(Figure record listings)

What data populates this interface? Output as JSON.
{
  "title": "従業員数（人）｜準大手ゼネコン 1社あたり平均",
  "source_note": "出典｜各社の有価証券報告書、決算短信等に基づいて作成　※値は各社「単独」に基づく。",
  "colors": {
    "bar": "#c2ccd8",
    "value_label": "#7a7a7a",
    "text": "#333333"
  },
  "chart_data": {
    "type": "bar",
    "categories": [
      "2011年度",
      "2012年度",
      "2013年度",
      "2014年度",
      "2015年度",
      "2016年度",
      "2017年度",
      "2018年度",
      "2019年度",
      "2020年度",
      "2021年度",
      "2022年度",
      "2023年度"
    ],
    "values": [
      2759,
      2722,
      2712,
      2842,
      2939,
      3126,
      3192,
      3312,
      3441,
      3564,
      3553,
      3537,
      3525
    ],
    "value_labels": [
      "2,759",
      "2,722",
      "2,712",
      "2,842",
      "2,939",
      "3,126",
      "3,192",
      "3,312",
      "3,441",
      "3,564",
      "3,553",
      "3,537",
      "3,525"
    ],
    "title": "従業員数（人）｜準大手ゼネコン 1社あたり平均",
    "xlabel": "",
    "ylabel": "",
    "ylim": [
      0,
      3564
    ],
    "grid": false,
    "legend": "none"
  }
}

Task description
Print every entry exactly as written.

Output for this exercise
What data populates this interface? Output as JSON.
{
  "title": "従業員数（人）｜準大手ゼネコン 1社あたり平均",
  "source_note": "出典｜各社の有価証券報告書、決算短信等に基づいて作成　※値は各社「単独」に基づく。",
  "colors": {
    "bar": "#c2ccd8",
    "value_label": "#7a7a7a",
    "text": "#333333"
  },
  "chart_data": {
    "type": "bar",
    "categories": [
      "2011年度",
      "2012年度",
      "2013年度",
      "2014年度",
      "2015年度",
      "2016年度",
      "2017年度",
      "2018年度",
      "2019年度",
      "2020年度",
      "2021年度",
      "2022年度",
      "2023年度"
    ],
    "values": [
      2759,
      2722,
      2712,
      2842,
      2939,
      3126,
      3192,
      3312,
      3441,
      3564,
      3553,
      3537,
      3525
    ],
    "value_labels": [
      "2,759",
      "2,722",
      "2,712",
      "2,842",
      "2,939",
      "3,126",
      "3,192",
      "3,312",
      "3,441",
      "3,564",
      "3,553",
      "3,537",
      "3,525"
    ],
    "title": "従業員数（人）｜準大手ゼネコン 1社あたり平均",
    "xlabel": "",
    "ylabel": "",
    "ylim": [
      0,
      3564
    ],
    "grid": false,
    "legend": "none"
  }
}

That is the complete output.